• SELECTED PASSAGE
──────

Newspaper clipping: 'Wade Hampton Ended Rule Of Carpetbaggers' by Anthony Harrigan
Book 1, Page 29 ·1876–1878
Transcription
A newspaper clipping pasted to the page, with a portrait of Wade Hampton at upper right. A pencilled annotation in cursive runs across the very top of the clipping, partly obscured.
[Pencilled annotation across top of clipping]: No mention in any history of the bayonets [illegible]
Men Of Principle
Wade Hampton Ended Rule Of Carpetbaggers
Editor’s Note: This is the second of a series of articles on three South Carolina defenders of states rights, John C. Calhoun, Wade Hampton and Strom Thurmond. The presidential campaign will be a time of decision for South Carolinians. They may find useful guidance in the careers of these three states’ righters.
By Anthony Harrigan
“I appeal to you all, white and colored, as South Carolinians, to use every effort to keep down violence or turbulence. . . . We trust to the law and the Constitution, and we have perfect faith in the justice of our cause. I have been elected your governor, and, so help me God, I will take my seat.”
Thus spoke Wade Hampton, governor-elect of South Carolina from the State house portico at the end of the fiercely fought campaign to end carpetbagger government in this State.
The 5,000 angry South Carolinians gathered [illegible] and lawns around the State house in Columbia turned and moved away. Only one man could have prevented an outbreak of violence. The huge man on steps above the crowd, Wade Hampton who 31 days earlier, on November 7, 1876 had been elected governor of South Carolina.
With his calming words, Wade Hampton demonstrated his remarkable hold over the people of South Carolina. They trusted him. Whether they would be a free people again or whether they would continue as victims of the corruption, military dictatorship and occupations they had suffered for a decade was up to the ex-Confederate general who led them.
How well did he lead his people? It is history. On April 3, less than five months later, President Hayes’ Cabinet met and agreed to withdraw federal troops from South Carolina. On April 11, Hampton entered the State house and carpetbagger rule came to an end in the Palmetto State.
Never has calm resolution, patience, and determination not to be maneuvered into a rash deed borne such fruit in the history of the American Republic. A Hampton’s methods and philosophy are lessons for any State whose rights are being usurped at any time.

──────

Spatial layout entries:
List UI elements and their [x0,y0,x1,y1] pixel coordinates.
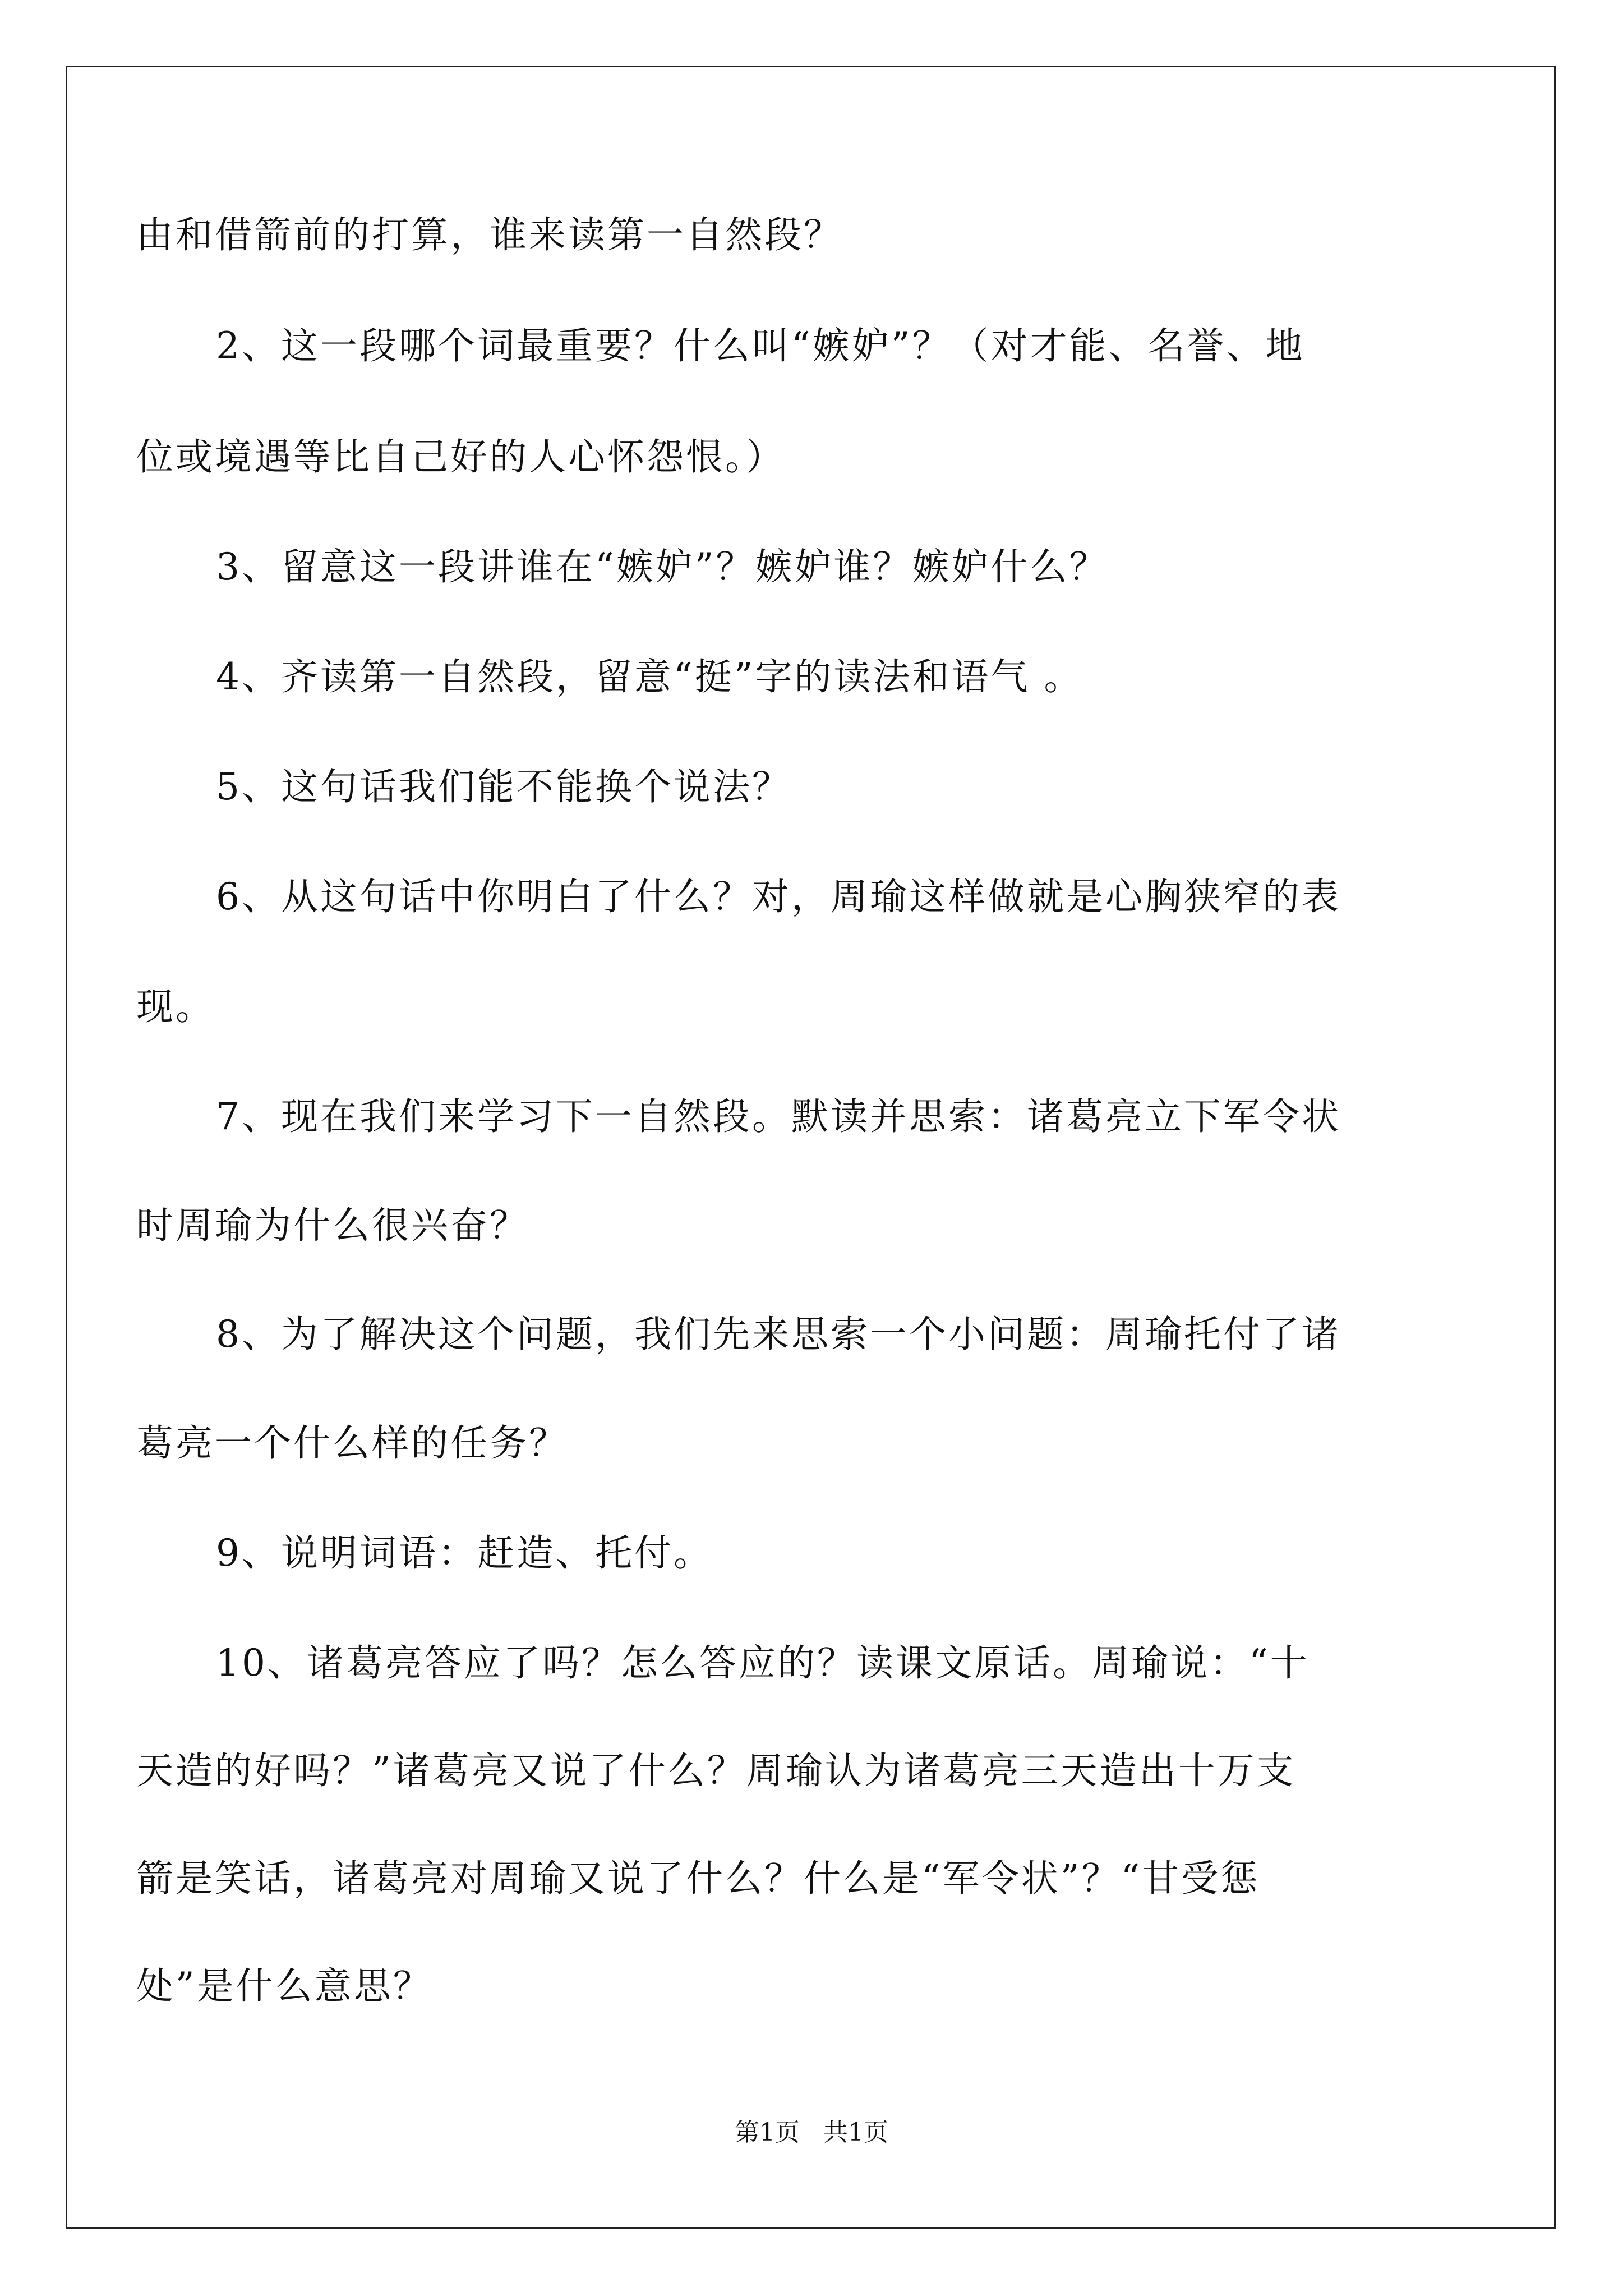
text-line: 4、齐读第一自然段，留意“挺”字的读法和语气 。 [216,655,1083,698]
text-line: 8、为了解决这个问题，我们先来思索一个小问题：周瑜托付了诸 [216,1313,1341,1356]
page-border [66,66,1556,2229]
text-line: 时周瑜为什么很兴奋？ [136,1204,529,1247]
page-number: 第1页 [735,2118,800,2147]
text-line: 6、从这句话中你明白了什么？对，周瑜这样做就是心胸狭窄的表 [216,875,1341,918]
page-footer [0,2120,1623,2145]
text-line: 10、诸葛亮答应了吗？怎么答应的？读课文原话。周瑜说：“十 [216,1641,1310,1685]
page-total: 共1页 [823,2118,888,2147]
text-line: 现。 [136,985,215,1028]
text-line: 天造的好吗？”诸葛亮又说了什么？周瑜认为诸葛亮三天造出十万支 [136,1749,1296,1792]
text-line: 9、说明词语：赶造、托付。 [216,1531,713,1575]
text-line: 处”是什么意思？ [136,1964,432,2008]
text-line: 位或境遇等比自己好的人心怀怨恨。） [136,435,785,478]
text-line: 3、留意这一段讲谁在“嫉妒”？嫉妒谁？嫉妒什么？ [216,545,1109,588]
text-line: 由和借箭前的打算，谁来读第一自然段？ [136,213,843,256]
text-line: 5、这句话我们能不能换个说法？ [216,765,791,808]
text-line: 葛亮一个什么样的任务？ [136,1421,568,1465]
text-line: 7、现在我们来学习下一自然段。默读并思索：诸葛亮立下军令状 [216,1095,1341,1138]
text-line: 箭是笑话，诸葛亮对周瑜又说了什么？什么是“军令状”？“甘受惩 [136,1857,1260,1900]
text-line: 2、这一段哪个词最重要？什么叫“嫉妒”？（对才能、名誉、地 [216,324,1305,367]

──────

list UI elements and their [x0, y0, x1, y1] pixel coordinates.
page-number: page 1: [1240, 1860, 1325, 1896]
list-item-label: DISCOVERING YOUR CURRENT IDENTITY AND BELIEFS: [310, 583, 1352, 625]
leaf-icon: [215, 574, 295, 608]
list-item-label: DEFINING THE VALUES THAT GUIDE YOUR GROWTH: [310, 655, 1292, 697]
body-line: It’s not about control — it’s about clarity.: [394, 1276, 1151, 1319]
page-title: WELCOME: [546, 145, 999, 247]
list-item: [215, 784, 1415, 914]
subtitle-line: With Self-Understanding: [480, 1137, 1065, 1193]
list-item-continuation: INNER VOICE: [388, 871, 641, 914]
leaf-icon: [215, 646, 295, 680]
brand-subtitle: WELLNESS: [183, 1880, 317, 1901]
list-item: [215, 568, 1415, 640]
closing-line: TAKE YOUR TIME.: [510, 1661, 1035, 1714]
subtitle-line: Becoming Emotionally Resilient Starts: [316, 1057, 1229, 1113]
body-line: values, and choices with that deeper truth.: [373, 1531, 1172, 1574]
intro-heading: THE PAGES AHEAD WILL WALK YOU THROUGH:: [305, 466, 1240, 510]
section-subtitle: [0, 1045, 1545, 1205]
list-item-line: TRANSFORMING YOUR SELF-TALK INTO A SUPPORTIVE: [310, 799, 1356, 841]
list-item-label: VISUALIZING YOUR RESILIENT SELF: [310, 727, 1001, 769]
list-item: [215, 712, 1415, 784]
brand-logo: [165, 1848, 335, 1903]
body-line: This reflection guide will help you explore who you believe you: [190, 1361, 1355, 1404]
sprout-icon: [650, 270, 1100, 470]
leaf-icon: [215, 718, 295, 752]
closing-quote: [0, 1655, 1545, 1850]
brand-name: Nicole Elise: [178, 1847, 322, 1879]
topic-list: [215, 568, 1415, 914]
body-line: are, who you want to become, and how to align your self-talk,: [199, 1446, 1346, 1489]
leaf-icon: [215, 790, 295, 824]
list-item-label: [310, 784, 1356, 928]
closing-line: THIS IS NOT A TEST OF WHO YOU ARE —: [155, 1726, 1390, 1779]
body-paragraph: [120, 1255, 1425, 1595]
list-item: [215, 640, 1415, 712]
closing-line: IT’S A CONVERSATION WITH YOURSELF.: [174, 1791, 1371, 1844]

──────

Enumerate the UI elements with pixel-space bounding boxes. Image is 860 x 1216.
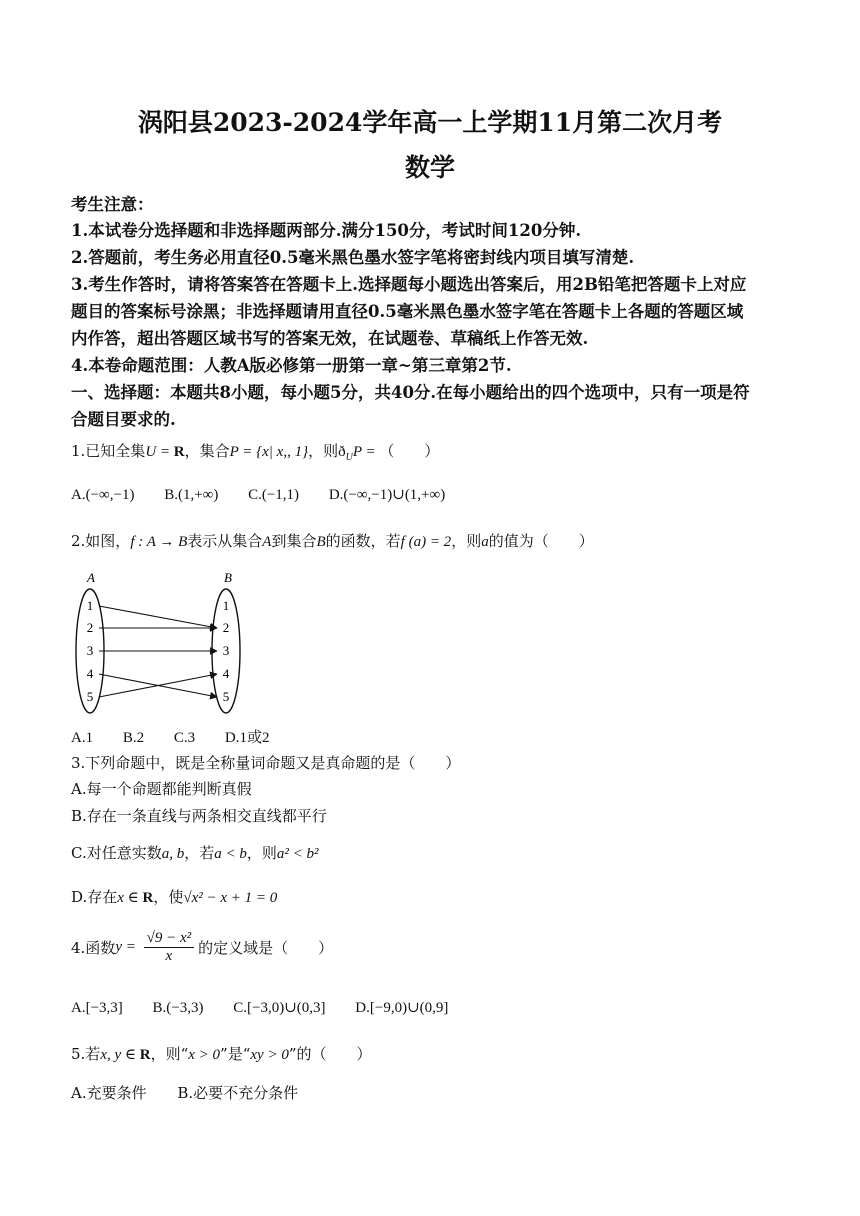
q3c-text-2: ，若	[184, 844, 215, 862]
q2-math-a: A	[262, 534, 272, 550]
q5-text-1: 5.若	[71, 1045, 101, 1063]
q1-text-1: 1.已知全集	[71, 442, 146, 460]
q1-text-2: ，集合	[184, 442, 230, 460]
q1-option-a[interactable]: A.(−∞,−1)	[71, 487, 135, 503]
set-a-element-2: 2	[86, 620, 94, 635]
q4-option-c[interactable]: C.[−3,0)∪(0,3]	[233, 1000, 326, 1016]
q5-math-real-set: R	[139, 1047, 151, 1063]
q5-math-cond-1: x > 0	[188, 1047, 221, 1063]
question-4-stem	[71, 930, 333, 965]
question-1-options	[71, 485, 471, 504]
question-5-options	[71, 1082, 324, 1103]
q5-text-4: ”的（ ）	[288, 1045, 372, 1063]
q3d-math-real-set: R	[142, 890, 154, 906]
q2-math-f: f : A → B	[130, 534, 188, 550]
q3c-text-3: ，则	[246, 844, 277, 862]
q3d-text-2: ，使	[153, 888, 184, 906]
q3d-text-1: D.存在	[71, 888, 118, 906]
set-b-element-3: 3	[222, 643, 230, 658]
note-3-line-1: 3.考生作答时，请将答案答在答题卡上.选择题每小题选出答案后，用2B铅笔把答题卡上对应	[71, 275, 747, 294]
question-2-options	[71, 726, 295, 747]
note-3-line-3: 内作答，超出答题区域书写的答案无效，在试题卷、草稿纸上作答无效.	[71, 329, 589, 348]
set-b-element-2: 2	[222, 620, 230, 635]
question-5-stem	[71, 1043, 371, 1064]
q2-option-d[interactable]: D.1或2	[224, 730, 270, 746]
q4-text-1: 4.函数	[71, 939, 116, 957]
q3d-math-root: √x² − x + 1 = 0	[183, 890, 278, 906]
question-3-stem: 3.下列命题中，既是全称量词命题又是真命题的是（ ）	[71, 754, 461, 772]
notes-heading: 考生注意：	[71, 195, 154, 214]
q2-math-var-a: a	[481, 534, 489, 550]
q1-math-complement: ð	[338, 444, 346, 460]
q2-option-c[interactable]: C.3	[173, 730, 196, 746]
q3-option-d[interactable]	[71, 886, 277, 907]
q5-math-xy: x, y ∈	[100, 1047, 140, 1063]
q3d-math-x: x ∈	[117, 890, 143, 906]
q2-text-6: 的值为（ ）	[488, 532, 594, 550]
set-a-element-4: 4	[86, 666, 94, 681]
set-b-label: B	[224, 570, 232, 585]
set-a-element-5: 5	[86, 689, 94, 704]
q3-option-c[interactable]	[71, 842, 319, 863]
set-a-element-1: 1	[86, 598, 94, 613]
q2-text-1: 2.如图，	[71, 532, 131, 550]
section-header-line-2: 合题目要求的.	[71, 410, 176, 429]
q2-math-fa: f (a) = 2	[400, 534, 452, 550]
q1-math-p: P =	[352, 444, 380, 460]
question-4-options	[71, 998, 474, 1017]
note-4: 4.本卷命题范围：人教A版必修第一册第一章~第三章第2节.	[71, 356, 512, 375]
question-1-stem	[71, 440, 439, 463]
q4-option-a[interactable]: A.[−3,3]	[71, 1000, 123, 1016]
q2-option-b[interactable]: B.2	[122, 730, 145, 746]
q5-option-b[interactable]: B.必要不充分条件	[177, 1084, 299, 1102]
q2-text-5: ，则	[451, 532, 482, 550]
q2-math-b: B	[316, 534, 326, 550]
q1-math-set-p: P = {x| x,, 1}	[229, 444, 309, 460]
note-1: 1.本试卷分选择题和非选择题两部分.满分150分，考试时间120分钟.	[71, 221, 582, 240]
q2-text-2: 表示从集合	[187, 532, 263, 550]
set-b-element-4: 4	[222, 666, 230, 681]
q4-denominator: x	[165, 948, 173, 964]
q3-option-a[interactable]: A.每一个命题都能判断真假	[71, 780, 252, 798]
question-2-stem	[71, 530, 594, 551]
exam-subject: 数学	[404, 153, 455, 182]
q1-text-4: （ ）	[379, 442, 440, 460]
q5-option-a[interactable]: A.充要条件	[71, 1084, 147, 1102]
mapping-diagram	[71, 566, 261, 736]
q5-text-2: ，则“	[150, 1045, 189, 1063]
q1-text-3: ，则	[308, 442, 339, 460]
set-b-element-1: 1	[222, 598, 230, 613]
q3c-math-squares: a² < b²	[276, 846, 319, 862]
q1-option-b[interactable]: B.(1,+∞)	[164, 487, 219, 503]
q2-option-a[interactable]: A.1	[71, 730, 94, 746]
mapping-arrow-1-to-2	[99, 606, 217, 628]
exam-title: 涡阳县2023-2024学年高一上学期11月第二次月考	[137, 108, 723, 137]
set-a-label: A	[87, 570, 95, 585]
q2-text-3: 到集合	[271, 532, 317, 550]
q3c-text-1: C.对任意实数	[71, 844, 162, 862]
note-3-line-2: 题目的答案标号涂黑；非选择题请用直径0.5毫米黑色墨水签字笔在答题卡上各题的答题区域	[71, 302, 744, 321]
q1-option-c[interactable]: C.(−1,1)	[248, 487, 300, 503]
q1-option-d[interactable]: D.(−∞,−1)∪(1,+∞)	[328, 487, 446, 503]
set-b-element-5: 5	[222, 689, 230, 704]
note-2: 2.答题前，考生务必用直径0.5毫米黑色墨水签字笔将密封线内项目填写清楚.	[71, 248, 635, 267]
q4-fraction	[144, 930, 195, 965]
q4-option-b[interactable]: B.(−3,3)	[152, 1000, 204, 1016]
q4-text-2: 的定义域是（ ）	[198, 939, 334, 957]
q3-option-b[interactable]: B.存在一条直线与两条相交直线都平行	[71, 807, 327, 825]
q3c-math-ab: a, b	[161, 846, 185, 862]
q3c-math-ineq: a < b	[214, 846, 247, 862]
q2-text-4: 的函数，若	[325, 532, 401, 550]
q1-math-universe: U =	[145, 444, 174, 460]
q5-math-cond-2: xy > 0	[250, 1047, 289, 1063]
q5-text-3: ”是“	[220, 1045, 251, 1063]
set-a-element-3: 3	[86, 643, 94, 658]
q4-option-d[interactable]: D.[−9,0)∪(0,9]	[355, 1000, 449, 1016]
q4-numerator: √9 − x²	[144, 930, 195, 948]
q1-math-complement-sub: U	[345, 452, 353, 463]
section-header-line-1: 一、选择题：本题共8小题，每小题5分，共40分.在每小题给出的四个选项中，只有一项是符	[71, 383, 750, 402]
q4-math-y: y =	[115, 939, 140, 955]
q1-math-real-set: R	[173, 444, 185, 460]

──────

• WRITTEN PROBLEM 1
In the records, update the part that opens with the line containing "844, 215, 862]" and closes with the line containing "1047, 151, 1063]" by replacing "interactable" with "clickable" and leaving everything else unchanged. Return only those lines.
• WRITTEN PROBLEM 2
Extend the clipping about Wade Hampton ending carpetbagger rule, starting after its final sentence.
The text and the records have no connection to each other.

• WRITTEN ANSWER 1
q3c-text-2: ，若	[184, 844, 215, 862]
q2-math-a: A	[262, 534, 272, 550]
q5-text-1: 5.若	[71, 1045, 101, 1063]
q1-text-1: 1.已知全集	[71, 442, 146, 460]
q1-text-2: ，集合	[184, 442, 230, 460]
q1-option-a[clickable]: A.(−∞,−1)	[71, 487, 135, 503]
set-a-element-2: 2	[86, 620, 94, 635]
q4-option-c[clickable]: C.[−3,0)∪(0,3]	[233, 1000, 326, 1016]
q5-math-real-set: R	[139, 1047, 151, 1063]

• WRITTEN ANSWER 2
The South Carolina to which Hampton struggled in 1876 was a prostrate state. The ignorant were installed on high state posts. Men who could do no more than write their names were State senators. School commissioners were grossly incompetent. The following was written by a successful aspirant to a school board:
“The folier ring name person are Rickermended to be the Boarde (a list of names was presented for the Hower (Howard?) Schoole Haveing Given fool sat es fact Shon in the Las Last years.”
There was financial ruin. The State debt in two years of carpetbagger rule increased from $5 million to $14 million.
There was federal terror. The right of habeas corpus was suspended. Squads of cavalry made nighttime arrests. There were no warrants. The prisoners were taken to jail, there to wait the pleasure of the government.
There were frauds and unbridled spending. In the session of 1870-71 the black legislature spent $281,514 for “sundries, wines, liquors, cigars, groceries, etc.” Among the items ordered by the legislators were 800 clocks, sponge mattresses, 88 cuspidores, “finest Havana cigars,” champagne, 600 mirrors. In one day there was delivered for the use of the House wines and liquors amounting to $2,088.
By 1876 the good people of South Carolina had taken all they could stomach. They were determined to do all that was necessary to restore decency in their state, no matter what the cost.
The man South Carolinians nominated to lead their fight was 58-years-old — a big, powerful, athletic man, he was described as, with dark blue eyes, self confident, a fighter, with all the vigor of the days when he led J. E. B. Stuart’s cavalry in Virginia.
His stand was perfectly clear. “Should I be nominated,” he told the nominating convention, “my sole effort shall be to restore our State government to decency, to honesty, to economy, and to integrity. I shall be the Governor of the whole people, knowing no party.”
All that summer and early fall Hampton stumped the state. Again and again he stated his platform: “Reconciliation, retrenchment and reform.” He urged good feeling between the races.
But ever present was violence and threats of violence. Negro henchmen of the Radicals persecuted Negroes who supported Hampton. They armed themselves with guns and clubs and bullied the Negro Democrats.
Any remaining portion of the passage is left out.